### Recorded data

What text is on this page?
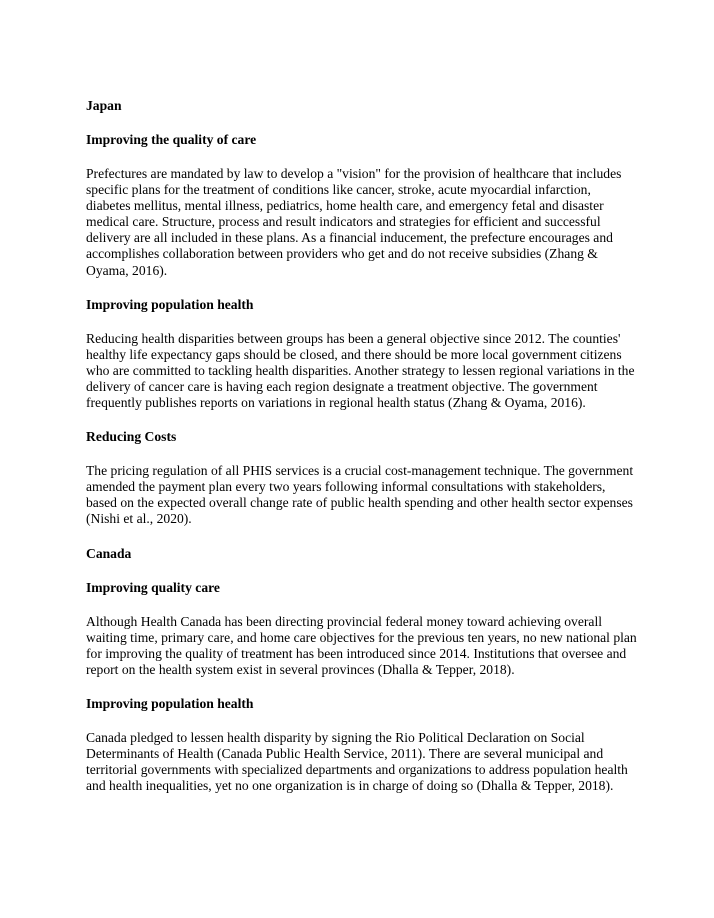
Japan
Improving the quality of care
Prefectures are mandated by law to develop a "vision" for the provision of healthcare that includes specific plans for the treatment of conditions like cancer, stroke, acute myocardial infarction, diabetes mellitus, mental illness, pediatrics, home health care, and emergency fetal and disaster medical care. Structure, process and result indicators and strategies for efficient and successful delivery are all included in these plans. As a financial inducement, the prefecture encourages and accomplishes collaboration between providers who get and do not receive subsidies (Zhang & Oyama, 2016).
Improving population health
Reducing health disparities between groups has been a general objective since 2012. The counties' healthy life expectancy gaps should be closed, and there should be more local government citizens who are committed to tackling health disparities. Another strategy to lessen regional variations in the delivery of cancer care is having each region designate a treatment objective. The government frequently publishes reports on variations in regional health status (Zhang & Oyama, 2016).
Reducing Costs
The pricing regulation of all PHIS services is a crucial cost-management technique. The government amended the payment plan every two years following informal consultations with stakeholders, based on the expected overall change rate of public health spending and other health sector expenses (Nishi et al., 2020).
Canada
Improving quality care
Although Health Canada has been directing provincial federal money toward achieving overall waiting time, primary care, and home care objectives for the previous ten years, no new national plan for improving the quality of treatment has been introduced since 2014. Institutions that oversee and report on the health system exist in several provinces (Dhalla & Tepper, 2018).
Improving population health
Canada pledged to lessen health disparity by signing the Rio Political Declaration on Social Determinants of Health (Canada Public Health Service, 2011). There are several municipal and territorial governments with specialized departments and organizations to address population health and health inequalities, yet no one organization is in charge of doing so (Dhalla & Tepper, 2018).
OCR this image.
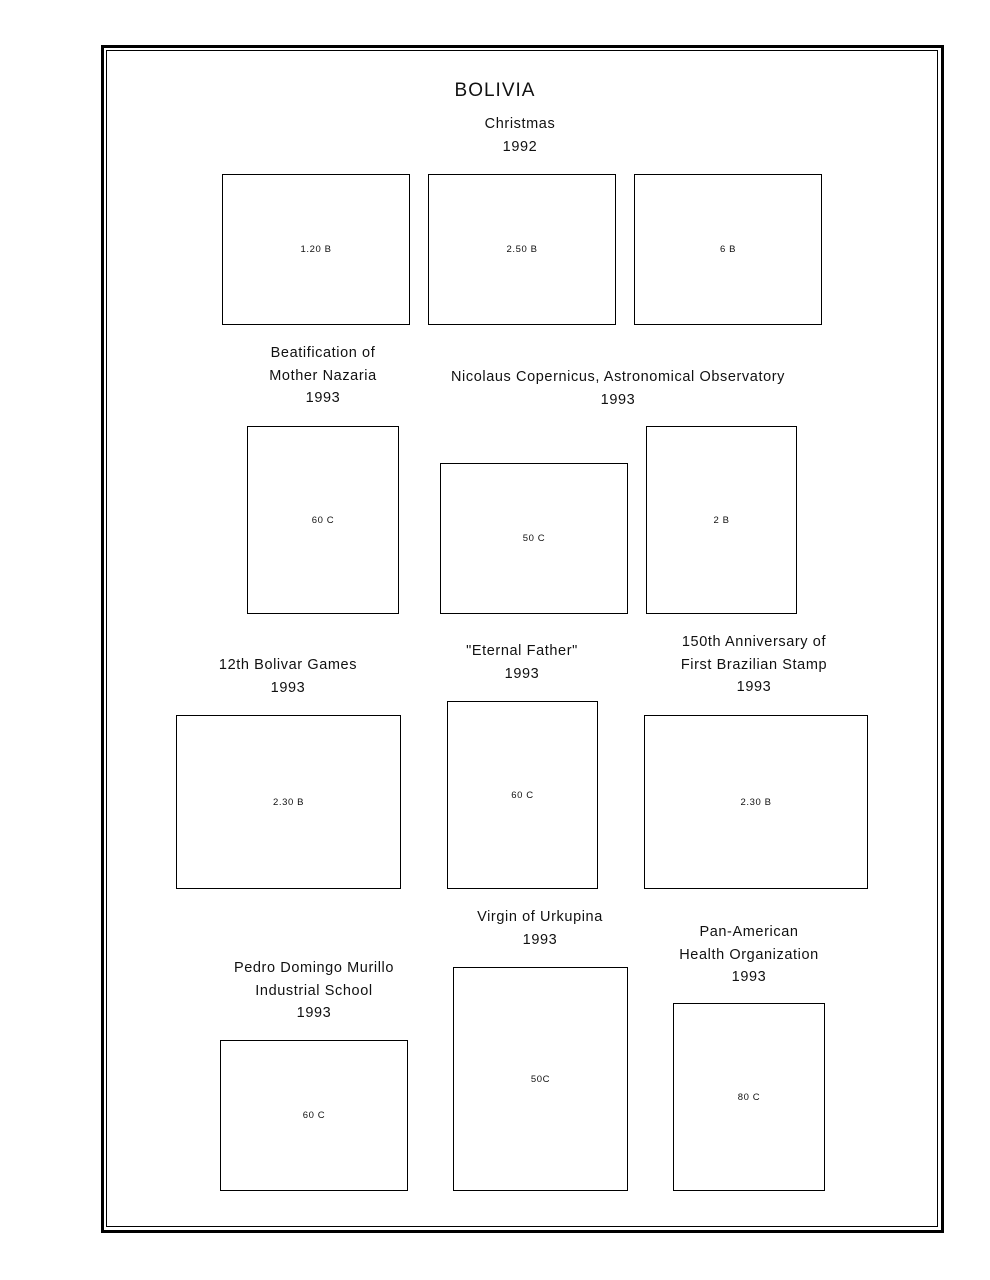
BOLIVIA
Christmas
1992
1.20 B	2.50 B	6 B
Beatification of
Mother Nazaria
1993
60 C
Nicolaus Copernicus, Astronomical Observatory
1993
50 C
2 B
12th Bolivar Games
1993
2.30 B
"Eternal Father"
1993
60 C
150th Anniversary of
First Brazilian Stamp
1993
2.30 B
Virgin of Urkupina
1993
50C
Pan-American
Health Organization
1993
80 C
Pedro Domingo Murillo
Industrial School
1993
60 C
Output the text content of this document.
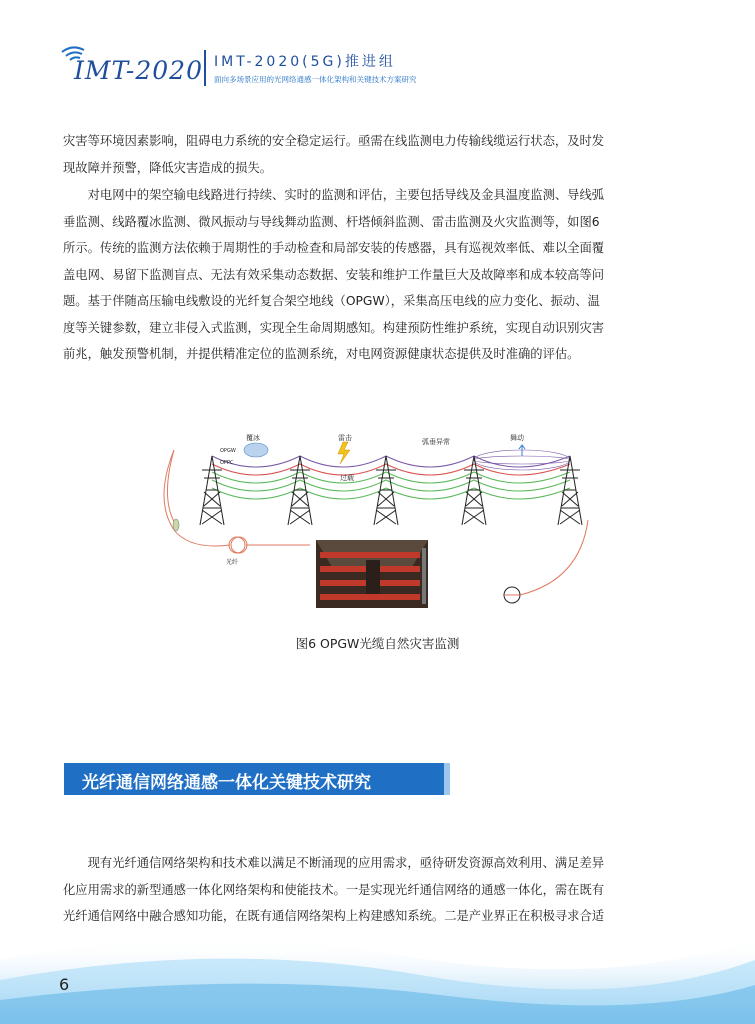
IMT-2020 IMT-2020(5G)推进组
面向多场景应用的光网络通感一体化架构和关键技术方案研究
灾害等环境因素影响，阻碍电力系统的安全稳定运行。亟需在线监测电力传输线缆运行状态，及时发
现故障并预警，降低灾害造成的损失。
　　对电网中的架空输电线路进行持续、实时的监测和评估，主要包括导线及金具温度监测、导线弧
垂监测、线路覆冰监测、微风振动与导线舞动监测、杆塔倾斜监测、雷击监测及火灾监测等，如图6
所示。传统的监测方法依赖于周期性的手动检查和局部安装的传感器，具有巡视效率低、难以全面覆
盖电网、易留下监测盲点、无法有效采集动态数据、安装和维护工作量巨大及故障率和成本较高等问
题。基于伴随高压输电线敷设的光纤复合架空地线（OPGW），采集高压电线的应力变化、振动、温
度等关键参数，建立非侵入式监测，实现全生命周期感知。构建预防性维护系统，实现自动识别灾害
前兆，触发预警机制，并提供精准定位的监测系统，对电网资源健康状态提供及时准确的评估。
覆冰	雷击	弧垂异常	舞动
过载
OPGW
OPPC
光纤
图6 OPGW光缆自然灾害监测
光纤通信网络通感一体化关键技术研究
　　现有光纤通信网络架构和技术难以满足不断涌现的应用需求，亟待研发资源高效利用、满足差异
化应用需求的新型通感一体化网络架构和使能技术。一是实现光纤通信网络的通感一体化，需在既有
光纤通信网络中融合感知功能，在既有通信网络架构上构建感知系统。二是产业界正在积极寻求合适
6
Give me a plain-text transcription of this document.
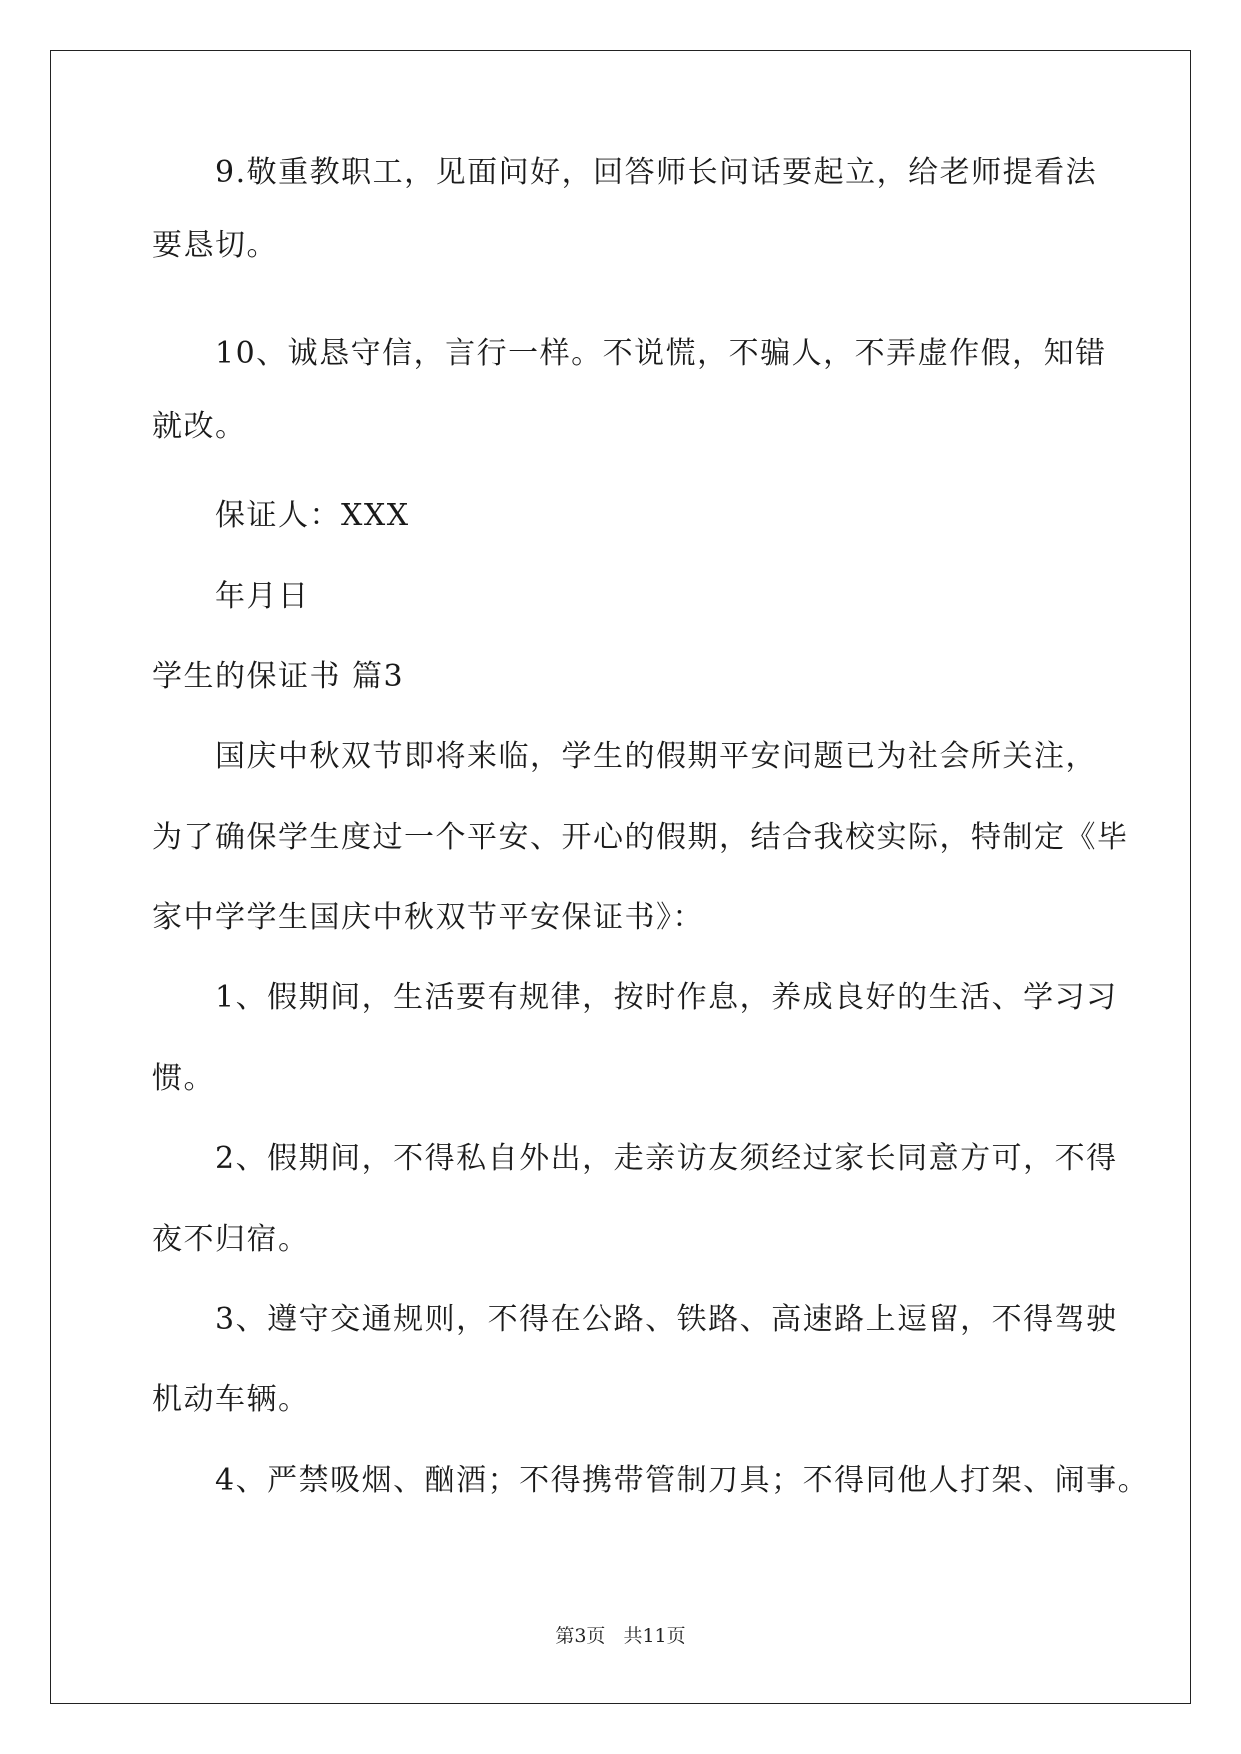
9.敬重教职工，见面问好，回答师长问话要起立，给老师提看法
要恳切。
10、诚恳守信，言行一样。不说慌，不骗人，不弄虚作假，知错
就改。
保证人：XXX
年月日
学生的保证书 篇3
国庆中秋双节即将来临，学生的假期平安问题已为社会所关注，
为了确保学生度过一个平安、开心的假期，结合我校实际，特制定《毕
家中学学生国庆中秋双节平安保证书》：
1、假期间，生活要有规律，按时作息，养成良好的生活、学习习
惯。
2、假期间，不得私自外出，走亲访友须经过家长同意方可，不得
夜不归宿。
3、遵守交通规则，不得在公路、铁路、高速路上逗留，不得驾驶
机动车辆。
4、严禁吸烟、酗酒；不得携带管制刀具；不得同他人打架、闹事。
第3页 共11页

### Directive
Beginning at the line that contains "OCR this image.", give the remaining lines of the records again exactly, through the last one. Leave out pictures.

### Output of the task
OCR this image.
BOLIVIA
Christmas
1992
1.20 B	2.50 B	6 B
Beatification of
Mother Nazaria
1993
60 C
Nicolaus Copernicus, Astronomical Observatory
1993
50 C
2 B
12th Bolivar Games
1993
2.30 B
"Eternal Father"
1993
60 C
150th Anniversary of
First Brazilian Stamp
1993
2.30 B
Virgin of Urkupina
1993
50C
Pan-American
Health Organization
1993
80 C
Pedro Domingo Murillo
Industrial School
1993
60 C
Output the text content of this document.
IMT-2020 IMT-2020(5G)推进组
面向多场景应用的光网络通感一体化架构和关键技术方案研究
灾害等环境因素影响，阻碍电力系统的安全稳定运行。亟需在线监测电力传输线缆运行状态，及时发
现故障并预警，降低灾害造成的损失。
　　对电网中的架空输电线路进行持续、实时的监测和评估，主要包括导线及金具温度监测、导线弧
垂监测、线路覆冰监测、微风振动与导线舞动监测、杆塔倾斜监测、雷击监测及火灾监测等，如图6
所示。传统的监测方法依赖于周期性的手动检查和局部安装的传感器，具有巡视效率低、难以全面覆
盖电网、易留下监测盲点、无法有效采集动态数据、安装和维护工作量巨大及故障率和成本较高等问
题。基于伴随高压输电线敷设的光纤复合架空地线（OPGW），采集高压电线的应力变化、振动、温
度等关键参数，建立非侵入式监测，实现全生命周期感知。构建预防性维护系统，实现自动识别灾害
前兆，触发预警机制，并提供精准定位的监测系统，对电网资源健康状态提供及时准确的评估。
覆冰	雷击	弧垂异常	舞动
过载
OPGW
OPPC
光纤
图6 OPGW光缆自然灾害监测
光纤通信网络通感一体化关键技术研究
　　现有光纤通信网络架构和技术难以满足不断涌现的应用需求，亟待研发资源高效利用、满足差异
化应用需求的新型通感一体化网络架构和使能技术。一是实现光纤通信网络的通感一体化，需在既有
光纤通信网络中融合感知功能，在既有通信网络架构上构建感知系统。二是产业界正在积极寻求合适
6
Give me a plain-text transcription of this document.
9.敬重教职工，见面问好，回答师长问话要起立，给老师提看法
要恳切。
10、诚恳守信，言行一样。不说慌，不骗人，不弄虚作假，知错
就改。
保证人：XXX
年月日
学生的保证书 篇3
国庆中秋双节即将来临，学生的假期平安问题已为社会所关注，
为了确保学生度过一个平安、开心的假期，结合我校实际，特制定《毕
家中学学生国庆中秋双节平安保证书》：
1、假期间，生活要有规律，按时作息，养成良好的生活、学习习
惯。
2、假期间，不得私自外出，走亲访友须经过家长同意方可，不得
夜不归宿。
3、遵守交通规则，不得在公路、铁路、高速路上逗留，不得驾驶
机动车辆。
4、严禁吸烟、酗酒；不得携带管制刀具；不得同他人打架、闹事。
第3页 共11页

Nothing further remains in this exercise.